--- ROWS ---

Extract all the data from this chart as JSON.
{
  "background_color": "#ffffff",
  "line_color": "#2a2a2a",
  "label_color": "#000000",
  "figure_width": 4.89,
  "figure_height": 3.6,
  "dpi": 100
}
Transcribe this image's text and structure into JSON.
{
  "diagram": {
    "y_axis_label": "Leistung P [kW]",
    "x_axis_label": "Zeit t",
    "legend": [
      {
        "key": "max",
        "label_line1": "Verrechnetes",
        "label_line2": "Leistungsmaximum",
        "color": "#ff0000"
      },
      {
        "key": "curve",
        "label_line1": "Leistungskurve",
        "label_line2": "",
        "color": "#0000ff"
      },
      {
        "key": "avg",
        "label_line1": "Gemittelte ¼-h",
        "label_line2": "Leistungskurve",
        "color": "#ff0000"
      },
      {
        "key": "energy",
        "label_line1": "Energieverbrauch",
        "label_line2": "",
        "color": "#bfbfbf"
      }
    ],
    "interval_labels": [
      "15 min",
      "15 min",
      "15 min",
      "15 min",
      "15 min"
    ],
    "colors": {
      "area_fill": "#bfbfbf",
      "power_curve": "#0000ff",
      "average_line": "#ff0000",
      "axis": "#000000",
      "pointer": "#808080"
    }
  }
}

---

> **WORK TO BE COMPLETED**: Retype all of the material, keeping each line exact.

> **TASK RESPONSE**:
Extract all the data from this chart as JSON.
{
  "background_color": "#ffffff",
  "line_color": "#2a2a2a",
  "label_color": "#000000",
  "figure_width": 4.89,
  "figure_height": 3.6,
  "dpi": 100
}
Transcribe this image's text and structure into JSON.
{
  "diagram": {
    "y_axis_label": "Leistung P [kW]",
    "x_axis_label": "Zeit t",
    "legend": [
      {
        "key": "max",
        "label_line1": "Verrechnetes",
        "label_line2": "Leistungsmaximum",
        "color": "#ff0000"
      },
      {
        "key": "curve",
        "label_line1": "Leistungskurve",
        "label_line2": "",
        "color": "#0000ff"
      },
      {
        "key": "avg",
        "label_line1": "Gemittelte ¼-h",
        "label_line2": "Leistungskurve",
        "color": "#ff0000"
      },
      {
        "key": "energy",
        "label_line1": "Energieverbrauch",
        "label_line2": "",
        "color": "#bfbfbf"
      }
    ],
    "interval_labels": [
      "15 min",
      "15 min",
      "15 min",
      "15 min",
      "15 min"
    ],
    "colors": {
      "area_fill": "#bfbfbf",
      "power_curve": "#0000ff",
      "average_line": "#ff0000",
      "axis": "#000000",
      "pointer": "#808080"
    }
  }
}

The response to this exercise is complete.